→ **CHALLENGE**:
Every line of the data that contains the string "structured" must be copied.

— start of DATA TO USE —

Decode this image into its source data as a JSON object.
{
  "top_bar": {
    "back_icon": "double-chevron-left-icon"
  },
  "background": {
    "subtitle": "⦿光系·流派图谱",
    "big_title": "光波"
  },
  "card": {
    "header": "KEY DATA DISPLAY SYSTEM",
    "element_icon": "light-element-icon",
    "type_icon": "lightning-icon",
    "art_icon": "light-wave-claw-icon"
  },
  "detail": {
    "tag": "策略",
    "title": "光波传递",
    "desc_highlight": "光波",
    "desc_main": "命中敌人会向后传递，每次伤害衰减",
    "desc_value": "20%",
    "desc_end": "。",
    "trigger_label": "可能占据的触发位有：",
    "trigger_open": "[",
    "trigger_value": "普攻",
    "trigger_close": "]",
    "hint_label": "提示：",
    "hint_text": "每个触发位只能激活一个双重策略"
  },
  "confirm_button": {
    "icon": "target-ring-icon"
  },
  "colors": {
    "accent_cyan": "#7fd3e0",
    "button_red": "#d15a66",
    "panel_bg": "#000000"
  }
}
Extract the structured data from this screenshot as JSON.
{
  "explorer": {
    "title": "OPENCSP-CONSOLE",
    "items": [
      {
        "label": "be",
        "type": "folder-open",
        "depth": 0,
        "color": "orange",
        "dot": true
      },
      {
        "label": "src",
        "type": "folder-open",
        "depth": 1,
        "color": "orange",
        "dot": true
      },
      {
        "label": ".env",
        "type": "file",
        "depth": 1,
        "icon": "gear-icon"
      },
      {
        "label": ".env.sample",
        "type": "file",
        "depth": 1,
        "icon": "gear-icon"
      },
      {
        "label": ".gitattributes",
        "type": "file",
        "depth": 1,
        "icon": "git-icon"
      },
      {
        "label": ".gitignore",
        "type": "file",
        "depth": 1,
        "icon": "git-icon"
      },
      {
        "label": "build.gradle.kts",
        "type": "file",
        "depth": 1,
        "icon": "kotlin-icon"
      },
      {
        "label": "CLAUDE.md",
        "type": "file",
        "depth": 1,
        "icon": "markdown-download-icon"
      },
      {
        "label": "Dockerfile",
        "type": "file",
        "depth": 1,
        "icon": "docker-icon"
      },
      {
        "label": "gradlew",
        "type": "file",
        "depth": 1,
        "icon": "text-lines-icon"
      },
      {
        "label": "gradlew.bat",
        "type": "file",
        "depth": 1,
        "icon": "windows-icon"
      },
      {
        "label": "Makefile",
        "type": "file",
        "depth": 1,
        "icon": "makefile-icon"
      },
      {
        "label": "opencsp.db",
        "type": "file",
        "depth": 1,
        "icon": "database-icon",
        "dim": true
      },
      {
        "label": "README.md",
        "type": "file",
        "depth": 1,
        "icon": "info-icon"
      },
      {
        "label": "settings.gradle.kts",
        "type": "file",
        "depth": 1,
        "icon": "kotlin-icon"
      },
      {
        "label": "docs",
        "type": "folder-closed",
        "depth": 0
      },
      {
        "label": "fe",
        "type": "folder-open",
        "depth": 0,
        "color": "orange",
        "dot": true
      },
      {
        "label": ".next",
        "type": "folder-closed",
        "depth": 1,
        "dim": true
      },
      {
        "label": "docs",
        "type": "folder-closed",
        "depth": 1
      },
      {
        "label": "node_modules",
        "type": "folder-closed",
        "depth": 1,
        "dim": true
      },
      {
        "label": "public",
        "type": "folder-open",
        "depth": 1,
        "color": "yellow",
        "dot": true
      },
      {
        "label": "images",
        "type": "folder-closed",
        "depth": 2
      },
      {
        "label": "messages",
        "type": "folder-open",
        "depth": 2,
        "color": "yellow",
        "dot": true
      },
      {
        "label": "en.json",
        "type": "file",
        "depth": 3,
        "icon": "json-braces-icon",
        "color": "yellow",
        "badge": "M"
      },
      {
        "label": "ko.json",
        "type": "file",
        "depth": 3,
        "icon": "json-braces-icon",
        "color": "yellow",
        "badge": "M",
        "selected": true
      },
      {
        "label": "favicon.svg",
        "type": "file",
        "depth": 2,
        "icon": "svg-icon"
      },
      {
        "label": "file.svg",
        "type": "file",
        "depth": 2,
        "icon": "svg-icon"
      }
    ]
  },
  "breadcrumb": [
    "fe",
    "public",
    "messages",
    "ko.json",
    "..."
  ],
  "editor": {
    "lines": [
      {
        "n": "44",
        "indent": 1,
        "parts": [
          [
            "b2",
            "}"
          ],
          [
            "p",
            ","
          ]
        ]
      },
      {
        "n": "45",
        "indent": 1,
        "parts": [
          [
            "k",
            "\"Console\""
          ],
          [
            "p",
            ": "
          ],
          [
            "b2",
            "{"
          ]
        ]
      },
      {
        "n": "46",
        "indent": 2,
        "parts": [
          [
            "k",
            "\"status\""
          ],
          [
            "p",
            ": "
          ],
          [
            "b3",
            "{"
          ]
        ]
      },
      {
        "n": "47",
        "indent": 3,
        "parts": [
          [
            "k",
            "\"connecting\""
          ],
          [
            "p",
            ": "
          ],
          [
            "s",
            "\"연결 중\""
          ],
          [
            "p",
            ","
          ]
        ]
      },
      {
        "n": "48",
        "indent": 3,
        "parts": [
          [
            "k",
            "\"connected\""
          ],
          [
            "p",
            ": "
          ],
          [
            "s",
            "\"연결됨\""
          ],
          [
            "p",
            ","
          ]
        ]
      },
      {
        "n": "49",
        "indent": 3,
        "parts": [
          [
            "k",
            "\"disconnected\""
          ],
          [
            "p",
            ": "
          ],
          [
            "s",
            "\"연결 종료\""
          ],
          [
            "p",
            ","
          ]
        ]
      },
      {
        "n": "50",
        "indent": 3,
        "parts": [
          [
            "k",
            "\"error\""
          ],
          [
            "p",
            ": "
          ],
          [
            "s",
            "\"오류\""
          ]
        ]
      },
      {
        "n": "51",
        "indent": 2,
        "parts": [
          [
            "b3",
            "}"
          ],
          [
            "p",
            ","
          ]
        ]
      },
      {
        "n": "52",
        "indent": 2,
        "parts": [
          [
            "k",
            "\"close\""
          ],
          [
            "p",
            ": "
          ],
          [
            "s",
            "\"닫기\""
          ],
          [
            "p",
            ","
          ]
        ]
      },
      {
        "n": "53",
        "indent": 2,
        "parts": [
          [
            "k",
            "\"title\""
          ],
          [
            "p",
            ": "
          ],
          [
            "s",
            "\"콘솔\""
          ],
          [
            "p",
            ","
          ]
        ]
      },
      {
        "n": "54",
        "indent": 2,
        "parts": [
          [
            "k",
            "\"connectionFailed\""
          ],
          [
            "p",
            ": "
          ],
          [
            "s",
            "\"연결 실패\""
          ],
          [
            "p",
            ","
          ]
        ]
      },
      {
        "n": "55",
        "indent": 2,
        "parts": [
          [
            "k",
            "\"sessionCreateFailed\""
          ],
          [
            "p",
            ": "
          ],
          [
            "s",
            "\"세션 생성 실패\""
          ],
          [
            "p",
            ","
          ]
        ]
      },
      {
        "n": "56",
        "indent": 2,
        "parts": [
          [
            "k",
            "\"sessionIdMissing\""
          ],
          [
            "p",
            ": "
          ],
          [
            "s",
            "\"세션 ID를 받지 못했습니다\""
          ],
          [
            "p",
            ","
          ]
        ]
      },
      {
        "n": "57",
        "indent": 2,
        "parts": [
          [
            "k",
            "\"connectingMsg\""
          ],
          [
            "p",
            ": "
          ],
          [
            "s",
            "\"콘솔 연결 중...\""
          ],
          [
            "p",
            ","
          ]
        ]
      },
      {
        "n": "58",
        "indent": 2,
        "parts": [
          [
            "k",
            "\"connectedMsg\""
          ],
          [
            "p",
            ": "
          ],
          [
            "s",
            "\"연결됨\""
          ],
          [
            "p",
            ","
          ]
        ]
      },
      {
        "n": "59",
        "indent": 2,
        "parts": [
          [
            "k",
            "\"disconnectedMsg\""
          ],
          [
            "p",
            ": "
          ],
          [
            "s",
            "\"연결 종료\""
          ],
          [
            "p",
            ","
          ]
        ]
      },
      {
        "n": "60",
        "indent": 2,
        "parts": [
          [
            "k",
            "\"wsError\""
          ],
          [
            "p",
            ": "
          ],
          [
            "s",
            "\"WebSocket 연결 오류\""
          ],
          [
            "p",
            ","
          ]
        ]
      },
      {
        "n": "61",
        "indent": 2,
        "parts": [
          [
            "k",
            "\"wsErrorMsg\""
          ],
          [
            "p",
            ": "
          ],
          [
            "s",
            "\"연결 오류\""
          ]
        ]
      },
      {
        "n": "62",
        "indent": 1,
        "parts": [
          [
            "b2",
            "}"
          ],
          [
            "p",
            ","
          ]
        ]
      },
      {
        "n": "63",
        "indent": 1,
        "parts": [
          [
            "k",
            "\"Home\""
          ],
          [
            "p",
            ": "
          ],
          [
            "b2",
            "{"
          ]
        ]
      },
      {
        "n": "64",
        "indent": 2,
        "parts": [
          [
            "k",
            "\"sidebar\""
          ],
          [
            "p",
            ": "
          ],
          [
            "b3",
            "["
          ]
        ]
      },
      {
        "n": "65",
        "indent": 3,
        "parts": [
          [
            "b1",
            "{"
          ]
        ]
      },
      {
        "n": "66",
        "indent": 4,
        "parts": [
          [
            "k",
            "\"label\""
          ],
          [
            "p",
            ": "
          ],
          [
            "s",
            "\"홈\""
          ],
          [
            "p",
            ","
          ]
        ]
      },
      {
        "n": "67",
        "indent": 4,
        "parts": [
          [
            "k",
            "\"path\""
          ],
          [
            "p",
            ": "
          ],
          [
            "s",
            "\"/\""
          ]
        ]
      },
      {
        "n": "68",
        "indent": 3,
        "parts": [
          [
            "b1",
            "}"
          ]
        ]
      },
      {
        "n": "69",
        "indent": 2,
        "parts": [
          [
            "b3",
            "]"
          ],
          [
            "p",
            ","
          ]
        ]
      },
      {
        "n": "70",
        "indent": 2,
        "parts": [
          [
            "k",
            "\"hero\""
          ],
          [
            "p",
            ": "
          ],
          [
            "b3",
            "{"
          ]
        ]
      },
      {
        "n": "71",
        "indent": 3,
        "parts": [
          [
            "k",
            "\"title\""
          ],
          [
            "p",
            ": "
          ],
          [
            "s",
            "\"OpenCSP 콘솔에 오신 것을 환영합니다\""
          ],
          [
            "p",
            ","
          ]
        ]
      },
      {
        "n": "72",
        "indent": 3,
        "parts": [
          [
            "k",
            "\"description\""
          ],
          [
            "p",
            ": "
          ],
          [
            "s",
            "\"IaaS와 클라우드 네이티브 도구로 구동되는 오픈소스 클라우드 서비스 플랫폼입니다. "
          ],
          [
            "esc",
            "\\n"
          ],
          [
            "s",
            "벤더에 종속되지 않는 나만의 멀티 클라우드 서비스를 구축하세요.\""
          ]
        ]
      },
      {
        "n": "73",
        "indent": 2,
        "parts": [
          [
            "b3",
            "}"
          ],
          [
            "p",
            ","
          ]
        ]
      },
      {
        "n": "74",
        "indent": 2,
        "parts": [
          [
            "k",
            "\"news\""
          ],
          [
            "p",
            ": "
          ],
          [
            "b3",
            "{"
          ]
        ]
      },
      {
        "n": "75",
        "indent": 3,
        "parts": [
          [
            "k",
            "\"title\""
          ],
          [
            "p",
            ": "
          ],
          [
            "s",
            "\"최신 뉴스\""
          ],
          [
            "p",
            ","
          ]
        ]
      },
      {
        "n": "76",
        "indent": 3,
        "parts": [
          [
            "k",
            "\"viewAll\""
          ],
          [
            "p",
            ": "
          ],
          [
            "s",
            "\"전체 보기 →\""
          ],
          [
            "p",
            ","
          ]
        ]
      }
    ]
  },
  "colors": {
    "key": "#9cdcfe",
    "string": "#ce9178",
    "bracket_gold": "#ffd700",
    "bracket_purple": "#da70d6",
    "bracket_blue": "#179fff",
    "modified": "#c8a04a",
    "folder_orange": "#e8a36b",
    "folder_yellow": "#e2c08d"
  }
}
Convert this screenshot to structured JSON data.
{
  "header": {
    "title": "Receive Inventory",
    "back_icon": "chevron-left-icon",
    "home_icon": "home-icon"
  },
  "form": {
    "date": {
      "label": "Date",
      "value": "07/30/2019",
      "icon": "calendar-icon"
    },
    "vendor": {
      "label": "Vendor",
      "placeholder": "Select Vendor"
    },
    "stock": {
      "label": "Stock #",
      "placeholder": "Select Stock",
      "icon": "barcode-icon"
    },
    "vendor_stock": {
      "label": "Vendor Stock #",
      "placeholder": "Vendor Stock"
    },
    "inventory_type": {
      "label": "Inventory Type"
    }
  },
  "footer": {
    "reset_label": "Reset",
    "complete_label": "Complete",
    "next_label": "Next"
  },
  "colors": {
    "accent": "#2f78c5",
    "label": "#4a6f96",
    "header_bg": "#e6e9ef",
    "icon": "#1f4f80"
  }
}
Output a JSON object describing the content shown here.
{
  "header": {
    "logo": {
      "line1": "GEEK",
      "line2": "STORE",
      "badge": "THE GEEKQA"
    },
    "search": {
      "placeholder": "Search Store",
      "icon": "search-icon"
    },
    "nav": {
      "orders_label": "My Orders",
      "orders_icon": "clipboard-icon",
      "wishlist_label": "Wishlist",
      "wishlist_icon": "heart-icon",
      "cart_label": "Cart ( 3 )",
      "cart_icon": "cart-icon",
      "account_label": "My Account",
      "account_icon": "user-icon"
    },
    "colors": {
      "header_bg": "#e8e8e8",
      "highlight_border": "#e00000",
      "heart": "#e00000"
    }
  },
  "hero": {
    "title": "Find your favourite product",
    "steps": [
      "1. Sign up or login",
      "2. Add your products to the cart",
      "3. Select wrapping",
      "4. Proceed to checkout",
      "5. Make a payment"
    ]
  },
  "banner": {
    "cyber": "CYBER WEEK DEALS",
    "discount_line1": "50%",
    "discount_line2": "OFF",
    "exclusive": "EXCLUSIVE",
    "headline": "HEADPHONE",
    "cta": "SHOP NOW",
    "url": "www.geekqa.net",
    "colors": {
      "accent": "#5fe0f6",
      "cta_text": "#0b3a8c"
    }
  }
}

— end of DATA TO USE —

→ **TASK RESULT**:
Extract the structured data from this screenshot as JSON.
Convert this screenshot to structured JSON data.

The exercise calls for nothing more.